Saved data entries:
────

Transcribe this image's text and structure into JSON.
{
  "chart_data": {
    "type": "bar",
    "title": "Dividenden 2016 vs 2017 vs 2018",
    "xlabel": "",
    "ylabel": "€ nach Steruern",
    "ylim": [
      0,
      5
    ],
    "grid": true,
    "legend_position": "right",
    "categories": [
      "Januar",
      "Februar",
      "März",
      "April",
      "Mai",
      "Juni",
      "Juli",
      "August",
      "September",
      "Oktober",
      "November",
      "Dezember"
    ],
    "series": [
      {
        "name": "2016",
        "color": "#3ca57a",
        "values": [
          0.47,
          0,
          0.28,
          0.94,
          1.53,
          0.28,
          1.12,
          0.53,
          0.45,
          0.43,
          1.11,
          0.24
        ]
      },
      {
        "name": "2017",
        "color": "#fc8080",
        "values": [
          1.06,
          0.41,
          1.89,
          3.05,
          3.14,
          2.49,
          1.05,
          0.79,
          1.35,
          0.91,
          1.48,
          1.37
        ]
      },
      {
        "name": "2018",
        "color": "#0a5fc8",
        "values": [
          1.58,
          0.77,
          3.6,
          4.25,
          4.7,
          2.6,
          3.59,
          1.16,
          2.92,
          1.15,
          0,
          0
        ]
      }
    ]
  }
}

────

§ Brief
Return all of the entries word for word.

§ Answer to the task
Transcribe this image's text and structure into JSON.
{
  "chart_data": {
    "type": "bar",
    "title": "Dividenden 2016 vs 2017 vs 2018",
    "xlabel": "",
    "ylabel": "€ nach Steruern",
    "ylim": [
      0,
      5
    ],
    "grid": true,
    "legend_position": "right",
    "categories": [
      "Januar",
      "Februar",
      "März",
      "April",
      "Mai",
      "Juni",
      "Juli",
      "August",
      "September",
      "Oktober",
      "November",
      "Dezember"
    ],
    "series": [
      {
        "name": "2016",
        "color": "#3ca57a",
        "values": [
          0.47,
          0,
          0.28,
          0.94,
          1.53,
          0.28,
          1.12,
          0.53,
          0.45,
          0.43,
          1.11,
          0.24
        ]
      },
      {
        "name": "2017",
        "color": "#fc8080",
        "values": [
          1.06,
          0.41,
          1.89,
          3.05,
          3.14,
          2.49,
          1.05,
          0.79,
          1.35,
          0.91,
          1.48,
          1.37
        ]
      },
      {
        "name": "2018",
        "color": "#0a5fc8",
        "values": [
          1.58,
          0.77,
          3.6,
          4.25,
          4.7,
          2.6,
          3.59,
          1.16,
          2.92,
          1.15,
          0,
          0
        ]
      }
    ]
  }
}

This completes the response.